Pick out all lines with the word "Willkommensbonus" from the records that follow.

## MATERIAL FOR THE TASK
-- Begin --
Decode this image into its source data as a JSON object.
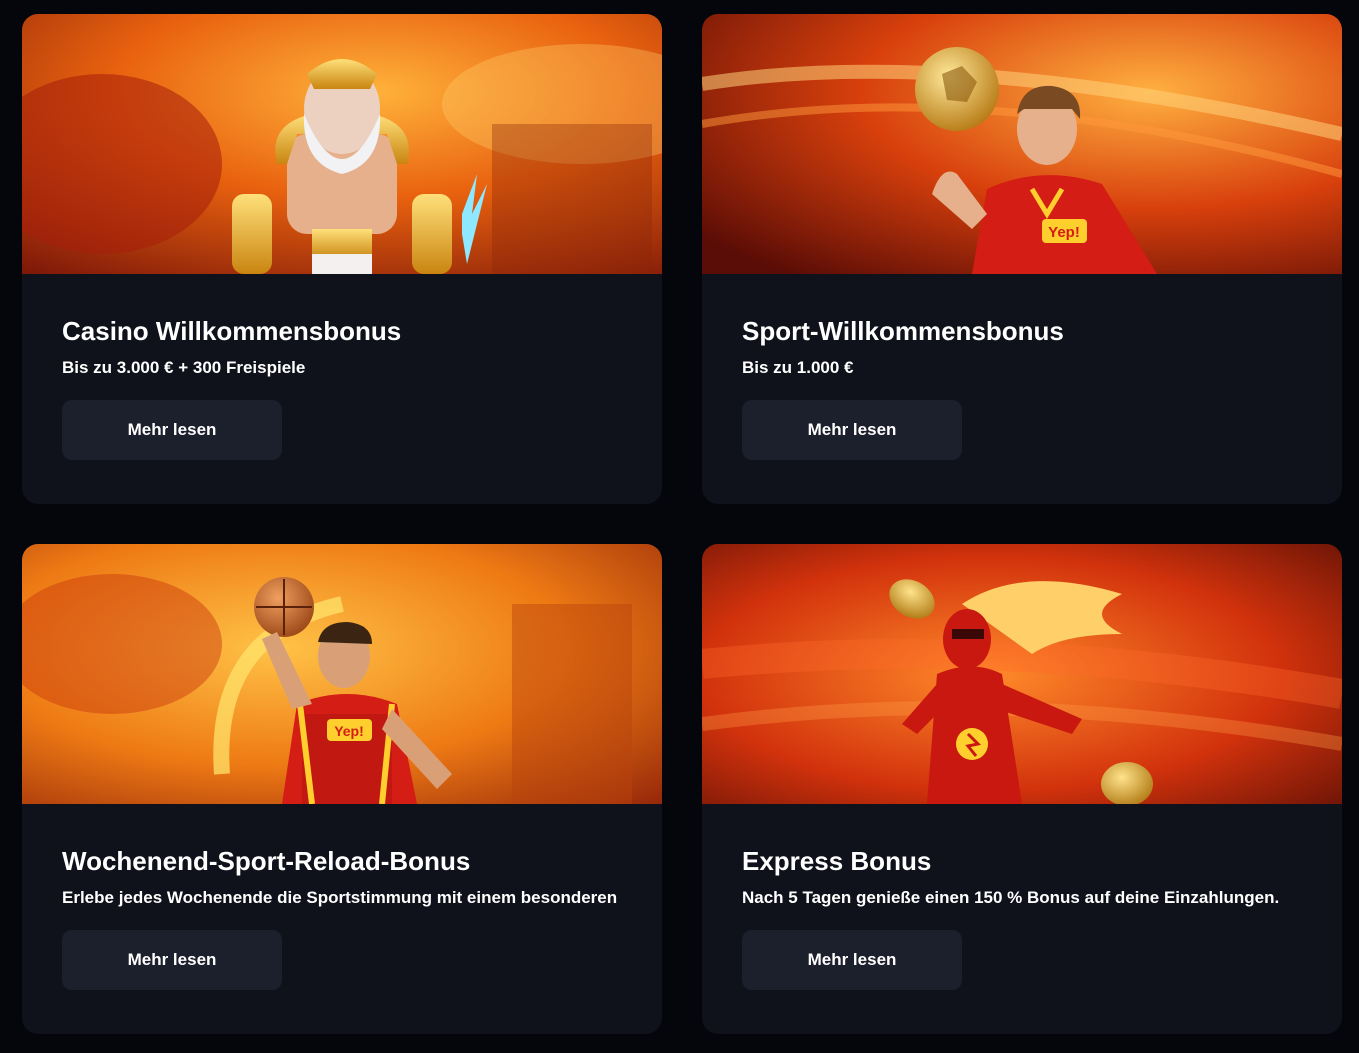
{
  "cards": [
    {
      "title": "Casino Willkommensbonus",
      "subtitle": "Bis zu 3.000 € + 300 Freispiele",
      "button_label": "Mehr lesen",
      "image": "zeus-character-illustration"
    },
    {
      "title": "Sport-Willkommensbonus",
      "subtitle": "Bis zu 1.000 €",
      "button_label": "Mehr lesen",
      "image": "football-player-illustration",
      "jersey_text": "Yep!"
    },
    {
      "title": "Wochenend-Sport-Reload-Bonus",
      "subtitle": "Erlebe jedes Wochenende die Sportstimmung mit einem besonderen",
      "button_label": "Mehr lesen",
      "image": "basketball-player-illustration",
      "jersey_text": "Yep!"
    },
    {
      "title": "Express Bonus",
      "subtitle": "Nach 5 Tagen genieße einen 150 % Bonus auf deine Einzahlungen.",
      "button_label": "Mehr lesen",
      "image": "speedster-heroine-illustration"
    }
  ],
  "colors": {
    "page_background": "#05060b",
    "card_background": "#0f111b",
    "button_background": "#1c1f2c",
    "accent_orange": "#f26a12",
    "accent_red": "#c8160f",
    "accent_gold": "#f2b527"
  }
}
-- End --
## SOLVED PROBLEM
      "title": "Casino Willkommensbonus",
      "title": "Sport-Willkommensbonus",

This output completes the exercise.